[Data]

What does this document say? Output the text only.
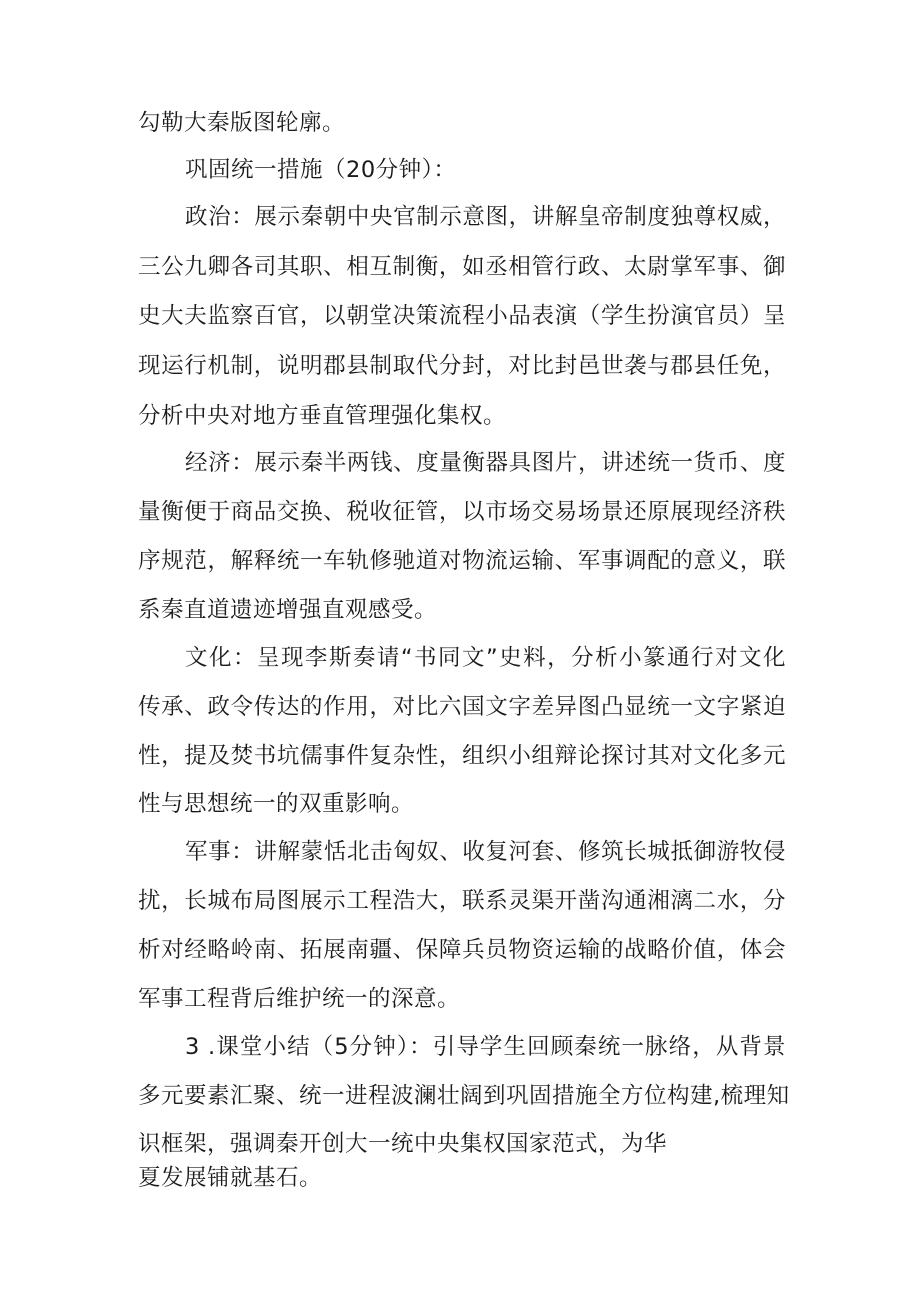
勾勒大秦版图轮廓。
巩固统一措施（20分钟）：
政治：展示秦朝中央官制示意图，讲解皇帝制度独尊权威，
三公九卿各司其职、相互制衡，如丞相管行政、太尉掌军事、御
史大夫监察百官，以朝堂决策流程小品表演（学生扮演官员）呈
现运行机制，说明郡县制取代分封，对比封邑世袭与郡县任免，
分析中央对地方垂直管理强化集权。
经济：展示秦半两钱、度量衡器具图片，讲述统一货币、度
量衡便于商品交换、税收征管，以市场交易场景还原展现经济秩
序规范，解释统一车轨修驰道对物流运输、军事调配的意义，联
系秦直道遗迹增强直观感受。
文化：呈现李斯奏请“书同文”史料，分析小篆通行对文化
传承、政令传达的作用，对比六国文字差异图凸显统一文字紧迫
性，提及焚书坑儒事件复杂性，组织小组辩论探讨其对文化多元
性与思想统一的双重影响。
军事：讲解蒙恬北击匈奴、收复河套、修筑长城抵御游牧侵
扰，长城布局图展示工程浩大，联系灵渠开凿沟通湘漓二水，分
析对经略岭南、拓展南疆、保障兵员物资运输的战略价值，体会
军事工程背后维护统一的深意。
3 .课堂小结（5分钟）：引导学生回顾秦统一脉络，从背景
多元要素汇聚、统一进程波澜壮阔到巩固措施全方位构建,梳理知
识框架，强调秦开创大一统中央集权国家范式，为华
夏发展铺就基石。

==

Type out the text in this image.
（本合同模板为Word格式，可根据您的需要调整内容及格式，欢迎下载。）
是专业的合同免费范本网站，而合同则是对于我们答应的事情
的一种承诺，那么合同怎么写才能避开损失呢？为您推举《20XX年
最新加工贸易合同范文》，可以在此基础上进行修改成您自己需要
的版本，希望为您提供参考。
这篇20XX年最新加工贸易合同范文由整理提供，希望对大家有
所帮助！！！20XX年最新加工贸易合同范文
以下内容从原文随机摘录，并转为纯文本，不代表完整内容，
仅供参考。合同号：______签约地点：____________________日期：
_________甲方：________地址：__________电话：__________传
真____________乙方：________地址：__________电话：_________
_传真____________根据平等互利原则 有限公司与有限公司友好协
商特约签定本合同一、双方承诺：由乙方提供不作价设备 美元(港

* * *

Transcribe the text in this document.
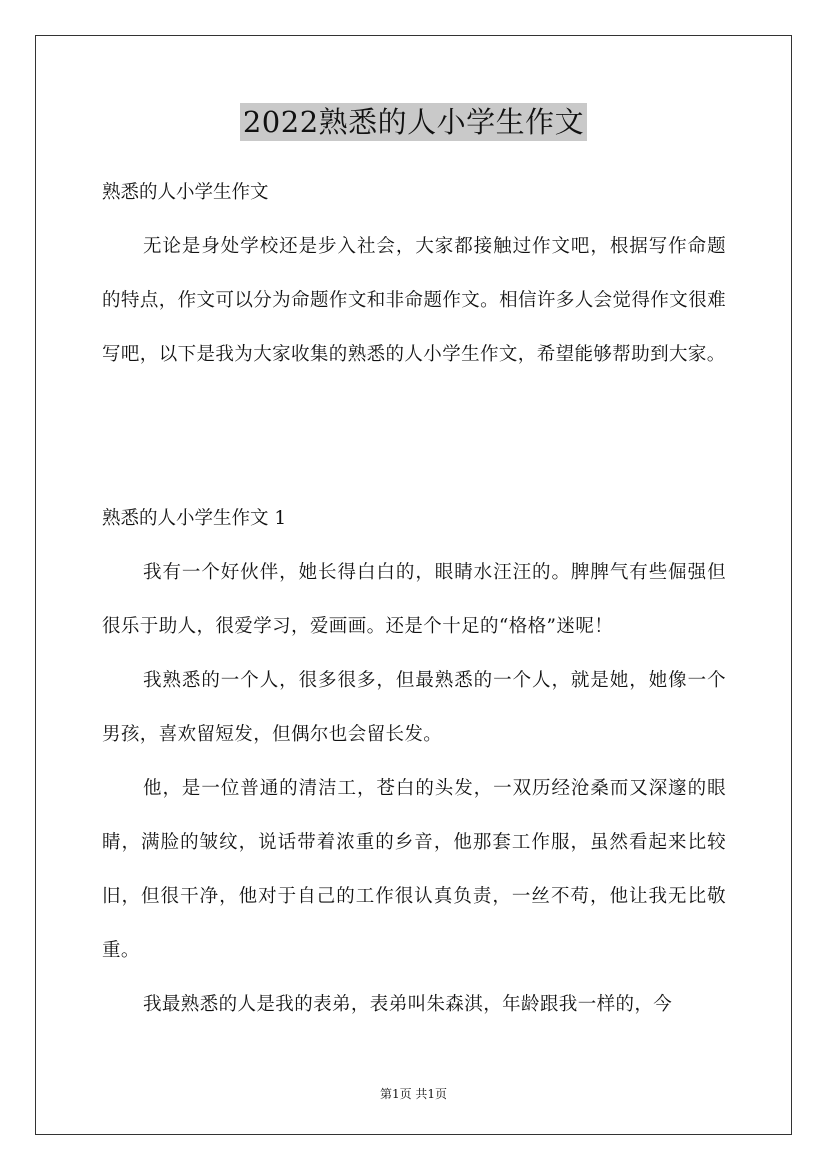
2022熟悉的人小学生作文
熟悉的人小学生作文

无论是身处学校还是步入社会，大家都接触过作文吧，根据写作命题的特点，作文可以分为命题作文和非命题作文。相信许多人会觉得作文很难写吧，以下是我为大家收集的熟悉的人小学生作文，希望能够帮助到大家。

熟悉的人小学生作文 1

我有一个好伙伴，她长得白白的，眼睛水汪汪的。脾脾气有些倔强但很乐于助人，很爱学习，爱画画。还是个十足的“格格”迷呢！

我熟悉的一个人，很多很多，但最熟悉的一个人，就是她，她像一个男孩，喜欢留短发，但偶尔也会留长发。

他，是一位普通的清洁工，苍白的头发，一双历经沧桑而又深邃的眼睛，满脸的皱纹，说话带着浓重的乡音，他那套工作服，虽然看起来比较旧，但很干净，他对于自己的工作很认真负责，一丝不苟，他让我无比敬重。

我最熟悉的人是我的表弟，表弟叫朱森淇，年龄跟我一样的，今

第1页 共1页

[Job] From the listing above, pick out each line where the word "text" appears.

[Solution below]
What does this document say? Output the text only.
Type out the text in this image.
Transcribe the text in this document.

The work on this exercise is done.